- _EXERCISES TO COMPLETE_
1. Reproduce verbatim the portion of the blog post on Undertale that begins at the words "Is it too late" and ends after the words "don’t read this.".
2. Translate into Spanish the following sentence from the blog post on Undertale: "Undertale came out of nowhere, so players came into it with no expectations."

- _SOURCE EXTRACT_
--- start ---

Is it too late to write a blog post for fifth week? I hope not, because I’m making one now. Anyway, there are going to be some spoilers for Delta Rune and also Frog Fractions 2 in here, so if you want to avoid those, don’t read this.
How do you make a follow-up to a game that was good in part because it surprised players? Undertale came out of nowhere, so players came into it with no expectations. Even if they knew beforehand that they didn’t have to kill any enemies, unless they went out of their way to find major spoilers, they would be caught off guard by the many other ways in which the game subverts our expectations about an 8-bit-style RPG. These range from things as small as Sans and Papyrus speaking in different fonts and shops not letting Chara sell items to big moments like Sans telling Chara what LV and EXP actually stand for and the boss fight with Flowey. These subversions weren’t the only thing that was good about Undertale, but they were what made it memorable, and without them the game would not have been as successful.
The problem with making a sequel to a game like that is that fans of the first game are not only expecting it to be weird, but they’re expecting it to surprise them in new ways. Additionally, these fans talk on the internet, and they might predict a surprise, or worse, predict something better than the surprise that the developer didn’t think of.

--- end ---

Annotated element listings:
--- start ---

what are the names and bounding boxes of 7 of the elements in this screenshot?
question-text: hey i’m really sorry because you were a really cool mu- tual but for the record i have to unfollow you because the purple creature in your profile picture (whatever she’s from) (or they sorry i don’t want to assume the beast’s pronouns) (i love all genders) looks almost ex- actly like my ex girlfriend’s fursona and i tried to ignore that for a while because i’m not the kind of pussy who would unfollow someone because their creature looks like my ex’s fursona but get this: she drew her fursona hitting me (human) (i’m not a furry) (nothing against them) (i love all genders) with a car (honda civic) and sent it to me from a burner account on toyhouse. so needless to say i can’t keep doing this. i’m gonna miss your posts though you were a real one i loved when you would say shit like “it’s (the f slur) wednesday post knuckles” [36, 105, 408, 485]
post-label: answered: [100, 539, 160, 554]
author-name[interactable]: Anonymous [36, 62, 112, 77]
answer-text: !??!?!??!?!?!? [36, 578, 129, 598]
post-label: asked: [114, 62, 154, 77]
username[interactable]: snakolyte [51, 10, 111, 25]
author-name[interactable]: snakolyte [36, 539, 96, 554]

--- end ---

- _ANSWERS PROVIDED_
1.
Is it too late to write a blog post for fifth week? I hope not, because I’m making one now. Anyway, there are going to be some spoilers for Delta Rune and also Frog Fractions 2 in here, so if you want to avoid those, don’t read this.

2. Undertale surgió de la nada, así que los jugadores llegaron a él sin ninguna expectativa.